#### [Problem to solve]
In the thread on shallow water paludarium fish, how many gallons does 6 inches of water give?

#### [Text excerpt]
━━━━━━

# Shallow water paludarium fish



## OverStocked (May 26, 2007)

What are the dimensions of tank and the water area?

You should have somewhere around 6-9 gallons? Need dimensions to know. 

That being said, lots of fish can work in this setup. What are some fish that interest you


----------



## nabraniel (Jan 16, 2010)

Sorry, it's 30x12x14. And I was thinking either danios or a small group of livebearers, such as mollies or guppies, seeing as I might use a few large limestone rocks for decoration (readily available around here) which I read will make the water hard, in addition to either a dwarf gourami or paradise fish, if that water would be deep enough for them to be comfortable in. A few corydoras would also be nice, but that may be pushing it?


----------



## OverStocked (May 26, 2007)

6 inches of water gives you 9.33 gallons, subtract rocks and substrate, you likely under 8. You are going to be pretty limited in stocking. Some zebra danios would work. Maybe a few pygmy cories.


----------



## KShoes (Sep 29, 2009)

I've always liked Bettas. Although they will probably rule out your guppies.


----------



## hydrophyte (Mar 1, 2009)

You might need to experiment somehow. Some fish really will not tolerate shallow water. With only 8 gallons of water you will need to select just nano fish. That is not enough space for mollies.


----------



## F22 (Sep 21, 2008)

how about tetras?
or a pair of rams or apistos? they can handle shallow water quite well. I have also found that dwarf rainbow species will do quite well in shallow water or in very little water volume.


----------



## mistergreen (Dec 9, 2006)

fast swimming fish will not like shallow water. If you've done water changes in a tank of fast river fish, you know what I mean.

try guppies, killies, bettas, or any small ditch fish.


----------



## Eileen (May 31, 2009)

Try a small school of all male endlers. They are smaller in size then guppies or neon tetras. Pygmy cories.


----------



## nabraniel (Jan 16, 2010)

Thanks a lot for the variety of responses!



F22 said:


> how about tetras?
> or a pair of rams or apistos? they can handle shallow water quite well. I have also found that dwarf rainbow species will do quite well in shallow water or in very little water volume.


Do you think two rams or small apistos could live comfortably in this environment? And if so, would you or anyone else have any species recommendations that might be readily available at my LFS or rather cheap online? Because that would be great if I could get away with that, I haven't done cichlids in forever.

I've got it running now, still cycling so no aquatic plants, but the terrestrial plants haven't died yet, so that seems pretty solid. Thinking about adding a couple Petsmart frogs or something, too. We'll see.


----------



## Diana (Jan 14, 2010)

You are the best to know what is available locally. Go shopping with a notebook, and leave the money at home. Post a list of what you like, and lets see what will work.

━━━━━━

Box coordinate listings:
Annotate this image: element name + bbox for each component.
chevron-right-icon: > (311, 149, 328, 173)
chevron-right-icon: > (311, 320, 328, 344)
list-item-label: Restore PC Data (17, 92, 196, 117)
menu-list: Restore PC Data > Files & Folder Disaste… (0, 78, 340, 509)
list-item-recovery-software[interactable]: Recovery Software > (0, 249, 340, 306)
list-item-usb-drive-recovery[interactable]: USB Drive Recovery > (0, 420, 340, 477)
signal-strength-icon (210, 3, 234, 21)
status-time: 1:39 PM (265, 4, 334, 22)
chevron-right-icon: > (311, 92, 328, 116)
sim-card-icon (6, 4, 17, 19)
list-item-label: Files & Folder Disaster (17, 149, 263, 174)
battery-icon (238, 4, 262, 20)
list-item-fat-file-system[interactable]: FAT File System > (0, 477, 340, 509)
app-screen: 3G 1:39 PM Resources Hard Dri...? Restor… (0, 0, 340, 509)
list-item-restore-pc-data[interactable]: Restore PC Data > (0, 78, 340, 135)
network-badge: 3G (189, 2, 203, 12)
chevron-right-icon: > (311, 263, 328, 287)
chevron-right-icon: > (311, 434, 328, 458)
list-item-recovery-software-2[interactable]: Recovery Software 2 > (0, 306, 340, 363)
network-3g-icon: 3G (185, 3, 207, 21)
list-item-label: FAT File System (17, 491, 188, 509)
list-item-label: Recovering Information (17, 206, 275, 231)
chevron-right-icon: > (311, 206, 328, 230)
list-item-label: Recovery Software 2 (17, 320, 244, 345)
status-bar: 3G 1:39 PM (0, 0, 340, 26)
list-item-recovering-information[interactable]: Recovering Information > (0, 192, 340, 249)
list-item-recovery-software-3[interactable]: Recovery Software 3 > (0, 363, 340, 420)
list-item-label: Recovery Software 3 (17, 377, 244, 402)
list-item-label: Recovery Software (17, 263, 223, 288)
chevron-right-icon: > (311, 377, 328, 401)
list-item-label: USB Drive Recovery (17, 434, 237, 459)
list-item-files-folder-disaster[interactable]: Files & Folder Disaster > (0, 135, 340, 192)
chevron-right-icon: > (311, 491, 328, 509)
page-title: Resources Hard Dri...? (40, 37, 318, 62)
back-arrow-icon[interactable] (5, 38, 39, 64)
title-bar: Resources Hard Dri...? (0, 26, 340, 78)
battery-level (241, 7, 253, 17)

━━━━━━

#### [Solution to this task]
9.33 gallons